WRITTEN TASK: Write the entries out again exactly as they stand, but without the pictures.

Structured figure records
___

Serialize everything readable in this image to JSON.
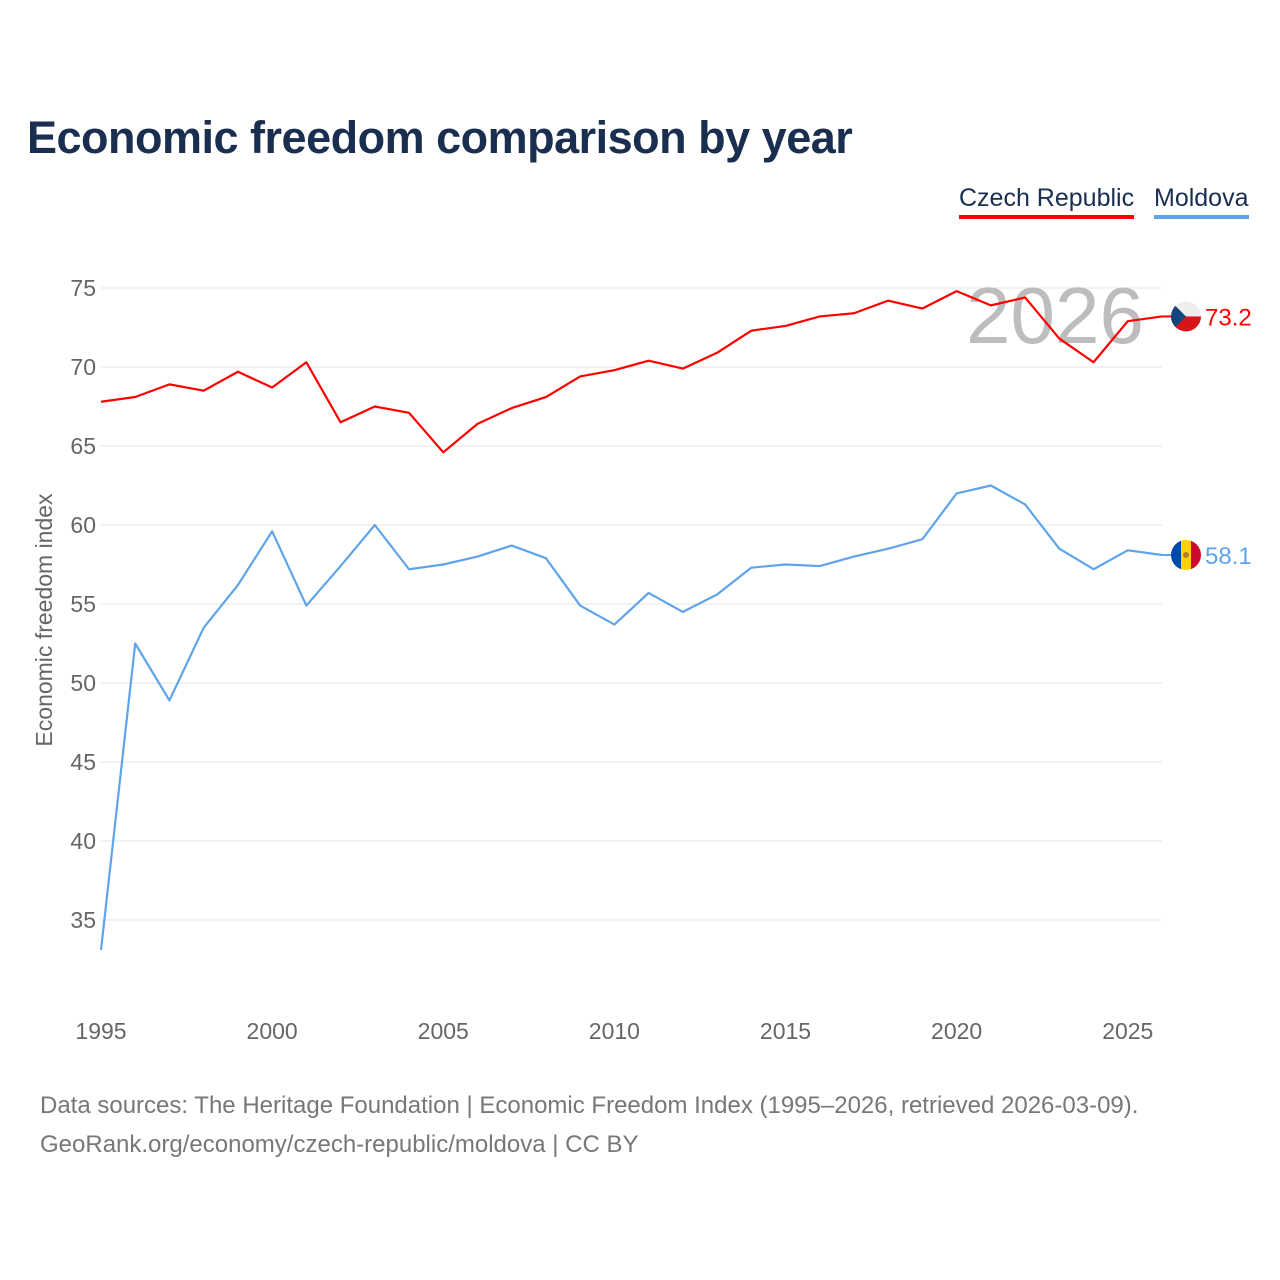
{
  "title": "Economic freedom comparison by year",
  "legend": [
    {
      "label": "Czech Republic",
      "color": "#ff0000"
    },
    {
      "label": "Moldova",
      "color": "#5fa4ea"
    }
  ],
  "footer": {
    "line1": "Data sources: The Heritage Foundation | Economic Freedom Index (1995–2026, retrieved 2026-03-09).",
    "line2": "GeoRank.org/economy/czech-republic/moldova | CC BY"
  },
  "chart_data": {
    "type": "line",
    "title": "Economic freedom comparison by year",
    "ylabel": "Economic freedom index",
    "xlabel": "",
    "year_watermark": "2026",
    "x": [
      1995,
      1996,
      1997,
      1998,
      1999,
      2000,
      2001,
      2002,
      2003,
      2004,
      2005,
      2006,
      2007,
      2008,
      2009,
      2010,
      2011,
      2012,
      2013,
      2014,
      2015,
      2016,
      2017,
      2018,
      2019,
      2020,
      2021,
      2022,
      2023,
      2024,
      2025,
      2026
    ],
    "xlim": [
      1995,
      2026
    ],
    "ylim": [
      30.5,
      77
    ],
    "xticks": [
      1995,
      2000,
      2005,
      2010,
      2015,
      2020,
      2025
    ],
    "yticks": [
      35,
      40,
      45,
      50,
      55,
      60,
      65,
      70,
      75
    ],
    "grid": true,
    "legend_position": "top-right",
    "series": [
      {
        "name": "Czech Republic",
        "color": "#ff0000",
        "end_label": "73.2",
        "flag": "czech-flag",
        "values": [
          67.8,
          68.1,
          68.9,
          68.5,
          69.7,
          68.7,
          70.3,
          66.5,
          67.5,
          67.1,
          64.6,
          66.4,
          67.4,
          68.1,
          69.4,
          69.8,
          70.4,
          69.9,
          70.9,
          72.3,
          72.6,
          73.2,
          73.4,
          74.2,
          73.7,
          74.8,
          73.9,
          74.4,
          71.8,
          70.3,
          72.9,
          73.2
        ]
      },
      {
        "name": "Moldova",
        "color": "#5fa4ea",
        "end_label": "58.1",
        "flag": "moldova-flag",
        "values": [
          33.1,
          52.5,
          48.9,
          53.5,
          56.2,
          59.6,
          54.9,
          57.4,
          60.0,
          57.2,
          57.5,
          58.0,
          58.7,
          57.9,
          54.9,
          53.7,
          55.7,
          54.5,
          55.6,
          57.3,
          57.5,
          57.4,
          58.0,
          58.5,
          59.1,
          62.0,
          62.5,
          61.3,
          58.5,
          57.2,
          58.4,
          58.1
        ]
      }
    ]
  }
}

___

COMPLETE OUTPUT:
Serialize everything readable in this image to JSON.
{
  "title": "Economic freedom comparison by year",
  "legend": [
    {
      "label": "Czech Republic",
      "color": "#ff0000"
    },
    {
      "label": "Moldova",
      "color": "#5fa4ea"
    }
  ],
  "footer": {
    "line1": "Data sources: The Heritage Foundation | Economic Freedom Index (1995–2026, retrieved 2026-03-09).",
    "line2": "GeoRank.org/economy/czech-republic/moldova | CC BY"
  },
  "chart_data": {
    "type": "line",
    "title": "Economic freedom comparison by year",
    "ylabel": "Economic freedom index",
    "xlabel": "",
    "year_watermark": "2026",
    "x": [
      1995,
      1996,
      1997,
      1998,
      1999,
      2000,
      2001,
      2002,
      2003,
      2004,
      2005,
      2006,
      2007,
      2008,
      2009,
      2010,
      2011,
      2012,
      2013,
      2014,
      2015,
      2016,
      2017,
      2018,
      2019,
      2020,
      2021,
      2022,
      2023,
      2024,
      2025,
      2026
    ],
    "xlim": [
      1995,
      2026
    ],
    "ylim": [
      30.5,
      77
    ],
    "xticks": [
      1995,
      2000,
      2005,
      2010,
      2015,
      2020,
      2025
    ],
    "yticks": [
      35,
      40,
      45,
      50,
      55,
      60,
      65,
      70,
      75
    ],
    "grid": true,
    "legend_position": "top-right",
    "series": [
      {
        "name": "Czech Republic",
        "color": "#ff0000",
        "end_label": "73.2",
        "flag": "czech-flag",
        "values": [
          67.8,
          68.1,
          68.9,
          68.5,
          69.7,
          68.7,
          70.3,
          66.5,
          67.5,
          67.1,
          64.6,
          66.4,
          67.4,
          68.1,
          69.4,
          69.8,
          70.4,
          69.9,
          70.9,
          72.3,
          72.6,
          73.2,
          73.4,
          74.2,
          73.7,
          74.8,
          73.9,
          74.4,
          71.8,
          70.3,
          72.9,
          73.2
        ]
      },
      {
        "name": "Moldova",
        "color": "#5fa4ea",
        "end_label": "58.1",
        "flag": "moldova-flag",
        "values": [
          33.1,
          52.5,
          48.9,
          53.5,
          56.2,
          59.6,
          54.9,
          57.4,
          60.0,
          57.2,
          57.5,
          58.0,
          58.7,
          57.9,
          54.9,
          53.7,
          55.7,
          54.5,
          55.6,
          57.3,
          57.5,
          57.4,
          58.0,
          58.5,
          59.1,
          62.0,
          62.5,
          61.3,
          58.5,
          57.2,
          58.4,
          58.1
        ]
      }
    ]
  }
}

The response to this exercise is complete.